Task directions = Copy everything in the listing below word for word, apart from any images.

## BEGIN Exercise inputs

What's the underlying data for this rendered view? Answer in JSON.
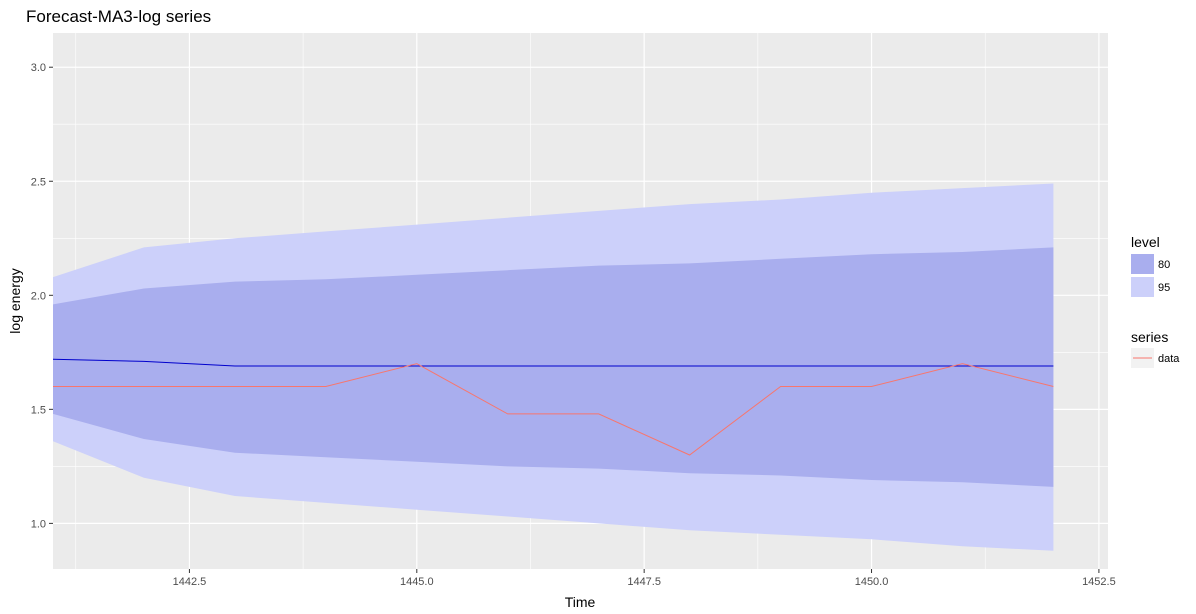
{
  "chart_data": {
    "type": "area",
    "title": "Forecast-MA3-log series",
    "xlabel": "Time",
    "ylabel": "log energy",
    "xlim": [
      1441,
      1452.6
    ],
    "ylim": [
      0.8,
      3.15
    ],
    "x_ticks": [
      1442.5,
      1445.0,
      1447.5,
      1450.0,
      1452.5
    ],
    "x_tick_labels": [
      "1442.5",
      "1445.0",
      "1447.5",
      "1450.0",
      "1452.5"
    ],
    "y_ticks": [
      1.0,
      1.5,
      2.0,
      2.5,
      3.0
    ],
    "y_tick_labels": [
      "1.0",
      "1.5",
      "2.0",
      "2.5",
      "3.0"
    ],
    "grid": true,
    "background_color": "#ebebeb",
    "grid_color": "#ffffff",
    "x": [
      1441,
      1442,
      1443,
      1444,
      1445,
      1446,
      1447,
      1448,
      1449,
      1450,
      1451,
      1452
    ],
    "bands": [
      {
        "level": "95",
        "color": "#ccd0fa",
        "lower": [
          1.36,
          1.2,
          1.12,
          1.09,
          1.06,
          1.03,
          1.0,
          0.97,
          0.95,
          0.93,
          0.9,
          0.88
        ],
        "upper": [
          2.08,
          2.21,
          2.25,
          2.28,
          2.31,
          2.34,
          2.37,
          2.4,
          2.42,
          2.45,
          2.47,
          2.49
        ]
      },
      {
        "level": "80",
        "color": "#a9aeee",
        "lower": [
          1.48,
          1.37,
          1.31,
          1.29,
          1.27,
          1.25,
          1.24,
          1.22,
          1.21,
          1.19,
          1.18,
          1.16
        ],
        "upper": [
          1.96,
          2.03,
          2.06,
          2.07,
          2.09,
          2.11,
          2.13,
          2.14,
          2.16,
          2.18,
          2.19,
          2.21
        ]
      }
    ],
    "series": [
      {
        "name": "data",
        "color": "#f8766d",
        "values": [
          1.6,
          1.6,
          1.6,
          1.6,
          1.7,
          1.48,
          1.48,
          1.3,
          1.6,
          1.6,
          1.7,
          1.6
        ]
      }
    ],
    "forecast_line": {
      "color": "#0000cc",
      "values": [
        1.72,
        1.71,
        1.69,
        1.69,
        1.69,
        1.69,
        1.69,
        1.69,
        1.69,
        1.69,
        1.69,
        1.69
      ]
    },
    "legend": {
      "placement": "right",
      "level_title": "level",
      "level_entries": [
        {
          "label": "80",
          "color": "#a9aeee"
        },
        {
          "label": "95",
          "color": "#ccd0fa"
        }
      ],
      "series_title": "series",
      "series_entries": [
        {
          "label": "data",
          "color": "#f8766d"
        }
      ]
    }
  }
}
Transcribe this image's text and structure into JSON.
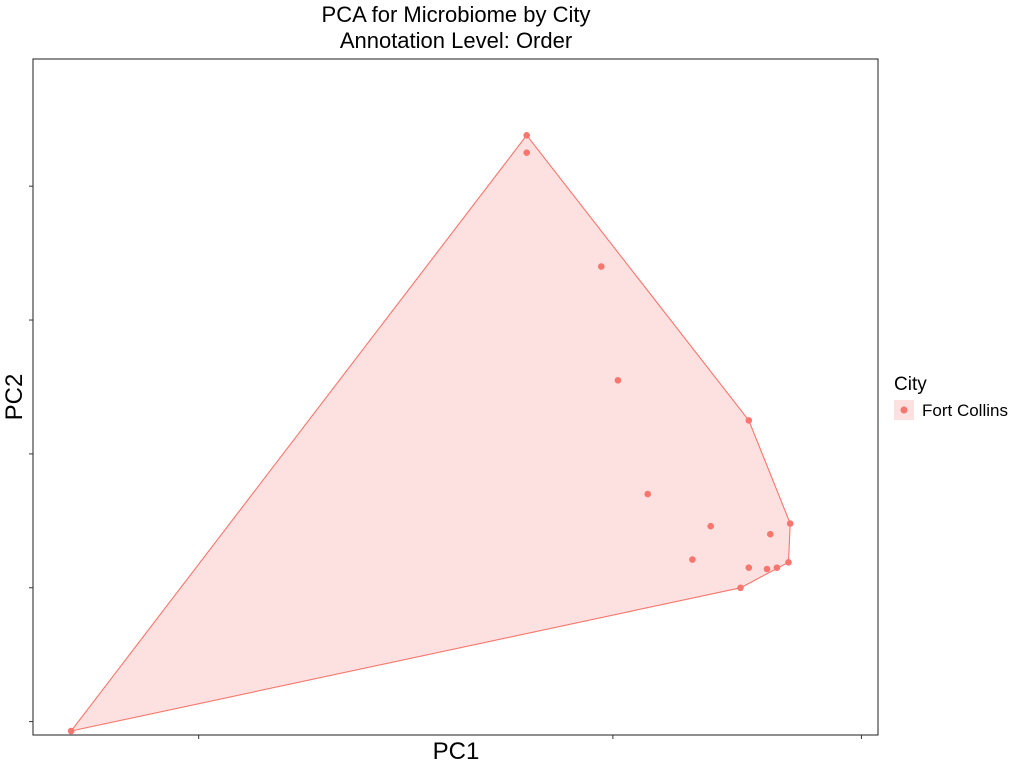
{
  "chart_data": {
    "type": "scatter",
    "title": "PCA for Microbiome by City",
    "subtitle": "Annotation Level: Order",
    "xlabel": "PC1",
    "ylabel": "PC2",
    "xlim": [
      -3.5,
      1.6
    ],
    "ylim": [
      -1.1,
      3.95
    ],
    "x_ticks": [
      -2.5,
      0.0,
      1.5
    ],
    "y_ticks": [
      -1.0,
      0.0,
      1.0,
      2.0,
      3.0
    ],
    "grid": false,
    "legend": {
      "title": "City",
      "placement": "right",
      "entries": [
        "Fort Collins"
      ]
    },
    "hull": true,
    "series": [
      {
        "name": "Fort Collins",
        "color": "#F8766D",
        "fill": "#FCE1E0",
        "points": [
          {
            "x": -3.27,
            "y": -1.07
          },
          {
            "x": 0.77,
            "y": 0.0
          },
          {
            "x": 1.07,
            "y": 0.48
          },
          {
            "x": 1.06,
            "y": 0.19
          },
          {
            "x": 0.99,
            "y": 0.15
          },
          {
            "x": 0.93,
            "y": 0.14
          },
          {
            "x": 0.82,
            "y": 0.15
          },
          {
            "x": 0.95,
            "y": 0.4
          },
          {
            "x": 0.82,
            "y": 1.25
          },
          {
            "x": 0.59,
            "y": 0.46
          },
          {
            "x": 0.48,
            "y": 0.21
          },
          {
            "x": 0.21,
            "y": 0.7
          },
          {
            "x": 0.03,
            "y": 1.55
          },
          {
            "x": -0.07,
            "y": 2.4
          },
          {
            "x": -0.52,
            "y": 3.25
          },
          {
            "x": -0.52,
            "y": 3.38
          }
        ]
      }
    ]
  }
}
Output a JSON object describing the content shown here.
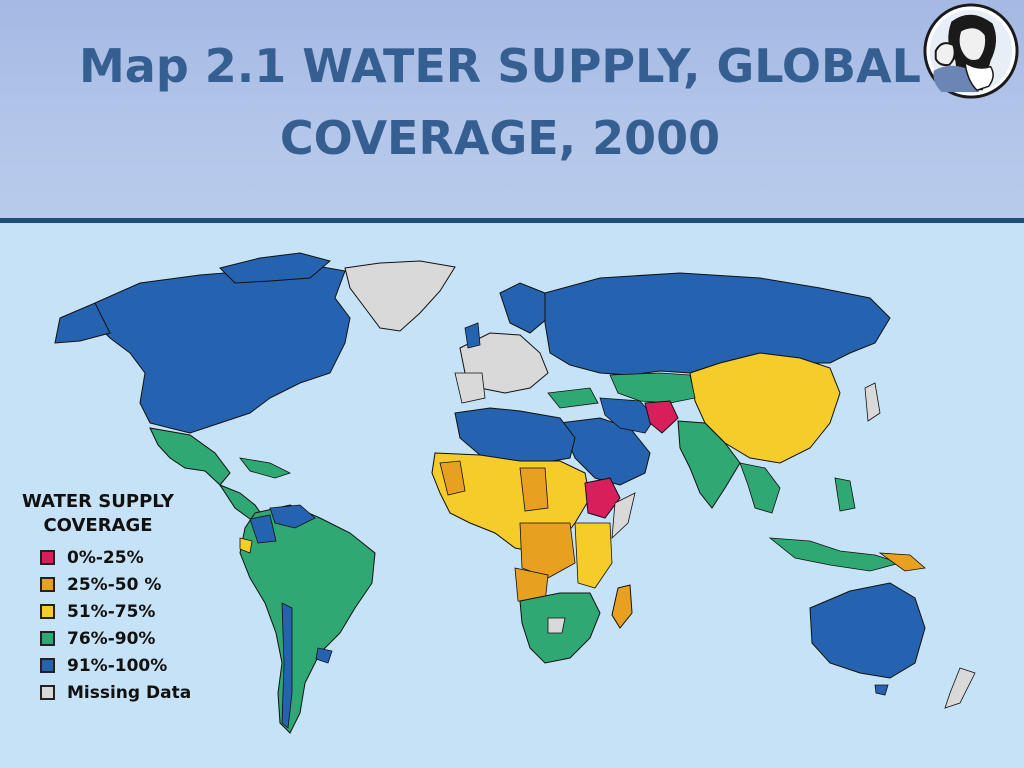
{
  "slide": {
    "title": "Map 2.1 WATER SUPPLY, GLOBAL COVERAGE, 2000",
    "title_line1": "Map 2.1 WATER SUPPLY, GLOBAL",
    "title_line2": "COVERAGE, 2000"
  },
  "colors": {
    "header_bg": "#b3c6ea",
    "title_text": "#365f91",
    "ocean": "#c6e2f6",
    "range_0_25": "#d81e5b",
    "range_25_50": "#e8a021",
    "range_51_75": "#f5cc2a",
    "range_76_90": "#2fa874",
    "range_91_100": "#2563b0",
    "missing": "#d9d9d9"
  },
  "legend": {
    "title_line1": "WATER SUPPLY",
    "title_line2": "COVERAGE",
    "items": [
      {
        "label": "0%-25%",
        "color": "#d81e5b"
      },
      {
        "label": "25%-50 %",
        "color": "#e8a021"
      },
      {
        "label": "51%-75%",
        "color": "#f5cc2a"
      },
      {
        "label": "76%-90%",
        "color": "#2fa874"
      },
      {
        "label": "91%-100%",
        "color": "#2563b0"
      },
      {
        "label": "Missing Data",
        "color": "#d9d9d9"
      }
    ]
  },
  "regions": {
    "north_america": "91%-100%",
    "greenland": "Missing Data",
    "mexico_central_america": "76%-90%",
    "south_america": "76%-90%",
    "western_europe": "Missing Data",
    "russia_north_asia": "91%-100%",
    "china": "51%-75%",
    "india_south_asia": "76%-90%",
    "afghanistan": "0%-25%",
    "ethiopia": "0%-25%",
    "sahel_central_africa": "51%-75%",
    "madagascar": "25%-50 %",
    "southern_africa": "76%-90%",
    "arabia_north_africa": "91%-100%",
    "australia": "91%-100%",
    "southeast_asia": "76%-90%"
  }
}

## END Exercise inputs

Response to this task =
What's the underlying data for this rendered view? Answer in JSON.
{
  "chart_data": {
    "type": "area",
    "title": "Forecast-MA3-log series",
    "xlabel": "Time",
    "ylabel": "log energy",
    "xlim": [
      1441,
      1452.6
    ],
    "ylim": [
      0.8,
      3.15
    ],
    "x_ticks": [
      1442.5,
      1445.0,
      1447.5,
      1450.0,
      1452.5
    ],
    "x_tick_labels": [
      "1442.5",
      "1445.0",
      "1447.5",
      "1450.0",
      "1452.5"
    ],
    "y_ticks": [
      1.0,
      1.5,
      2.0,
      2.5,
      3.0
    ],
    "y_tick_labels": [
      "1.0",
      "1.5",
      "2.0",
      "2.5",
      "3.0"
    ],
    "grid": true,
    "background_color": "#ebebeb",
    "grid_color": "#ffffff",
    "x": [
      1441,
      1442,
      1443,
      1444,
      1445,
      1446,
      1447,
      1448,
      1449,
      1450,
      1451,
      1452
    ],
    "bands": [
      {
        "level": "95",
        "color": "#ccd0fa",
        "lower": [
          1.36,
          1.2,
          1.12,
          1.09,
          1.06,
          1.03,
          1.0,
          0.97,
          0.95,
          0.93,
          0.9,
          0.88
        ],
        "upper": [
          2.08,
          2.21,
          2.25,
          2.28,
          2.31,
          2.34,
          2.37,
          2.4,
          2.42,
          2.45,
          2.47,
          2.49
        ]
      },
      {
        "level": "80",
        "color": "#a9aeee",
        "lower": [
          1.48,
          1.37,
          1.31,
          1.29,
          1.27,
          1.25,
          1.24,
          1.22,
          1.21,
          1.19,
          1.18,
          1.16
        ],
        "upper": [
          1.96,
          2.03,
          2.06,
          2.07,
          2.09,
          2.11,
          2.13,
          2.14,
          2.16,
          2.18,
          2.19,
          2.21
        ]
      }
    ],
    "series": [
      {
        "name": "data",
        "color": "#f8766d",
        "values": [
          1.6,
          1.6,
          1.6,
          1.6,
          1.7,
          1.48,
          1.48,
          1.3,
          1.6,
          1.6,
          1.7,
          1.6
        ]
      }
    ],
    "forecast_line": {
      "color": "#0000cc",
      "values": [
        1.72,
        1.71,
        1.69,
        1.69,
        1.69,
        1.69,
        1.69,
        1.69,
        1.69,
        1.69,
        1.69,
        1.69
      ]
    },
    "legend": {
      "placement": "right",
      "level_title": "level",
      "level_entries": [
        {
          "label": "80",
          "color": "#a9aeee"
        },
        {
          "label": "95",
          "color": "#ccd0fa"
        }
      ],
      "series_title": "series",
      "series_entries": [
        {
          "label": "data",
          "color": "#f8766d"
        }
      ]
    }
  }
}
Transcribe this image's text and structure into JSON.
{
  "chart_data": {
    "type": "scatter",
    "title": "PCA for Microbiome by City",
    "subtitle": "Annotation Level: Order",
    "xlabel": "PC1",
    "ylabel": "PC2",
    "xlim": [
      -3.5,
      1.6
    ],
    "ylim": [
      -1.1,
      3.95
    ],
    "x_ticks": [
      -2.5,
      0.0,
      1.5
    ],
    "y_ticks": [
      -1.0,
      0.0,
      1.0,
      2.0,
      3.0
    ],
    "grid": false,
    "legend": {
      "title": "City",
      "placement": "right",
      "entries": [
        "Fort Collins"
      ]
    },
    "hull": true,
    "series": [
      {
        "name": "Fort Collins",
        "color": "#F8766D",
        "fill": "#FCE1E0",
        "points": [
          {
            "x": -3.27,
            "y": -1.07
          },
          {
            "x": 0.77,
            "y": 0.0
          },
          {
            "x": 1.07,
            "y": 0.48
          },
          {
            "x": 1.06,
            "y": 0.19
          },
          {
            "x": 0.99,
            "y": 0.15
          },
          {
            "x": 0.93,
            "y": 0.14
          },
          {
            "x": 0.82,
            "y": 0.15
          },
          {
            "x": 0.95,
            "y": 0.4
          },
          {
            "x": 0.82,
            "y": 1.25
          },
          {
            "x": 0.59,
            "y": 0.46
          },
          {
            "x": 0.48,
            "y": 0.21
          },
          {
            "x": 0.21,
            "y": 0.7
          },
          {
            "x": 0.03,
            "y": 1.55
          },
          {
            "x": -0.07,
            "y": 2.4
          },
          {
            "x": -0.52,
            "y": 3.25
          },
          {
            "x": -0.52,
            "y": 3.38
          }
        ]
      }
    ]
  }
}
Output a JSON object describing the content shown here.
{
  "slide": {
    "title": "Map 2.1 WATER SUPPLY, GLOBAL COVERAGE, 2000",
    "title_line1": "Map 2.1 WATER SUPPLY, GLOBAL",
    "title_line2": "COVERAGE, 2000"
  },
  "colors": {
    "header_bg": "#b3c6ea",
    "title_text": "#365f91",
    "ocean": "#c6e2f6",
    "range_0_25": "#d81e5b",
    "range_25_50": "#e8a021",
    "range_51_75": "#f5cc2a",
    "range_76_90": "#2fa874",
    "range_91_100": "#2563b0",
    "missing": "#d9d9d9"
  },
  "legend": {
    "title_line1": "WATER SUPPLY",
    "title_line2": "COVERAGE",
    "items": [
      {
        "label": "0%-25%",
        "color": "#d81e5b"
      },
      {
        "label": "25%-50 %",
        "color": "#e8a021"
      },
      {
        "label": "51%-75%",
        "color": "#f5cc2a"
      },
      {
        "label": "76%-90%",
        "color": "#2fa874"
      },
      {
        "label": "91%-100%",
        "color": "#2563b0"
      },
      {
        "label": "Missing Data",
        "color": "#d9d9d9"
      }
    ]
  },
  "regions": {
    "north_america": "91%-100%",
    "greenland": "Missing Data",
    "mexico_central_america": "76%-90%",
    "south_america": "76%-90%",
    "western_europe": "Missing Data",
    "russia_north_asia": "91%-100%",
    "china": "51%-75%",
    "india_south_asia": "76%-90%",
    "afghanistan": "0%-25%",
    "ethiopia": "0%-25%",
    "sahel_central_africa": "51%-75%",
    "madagascar": "25%-50 %",
    "southern_africa": "76%-90%",
    "arabia_north_africa": "91%-100%",
    "australia": "91%-100%",
    "southeast_asia": "76%-90%"
  }
}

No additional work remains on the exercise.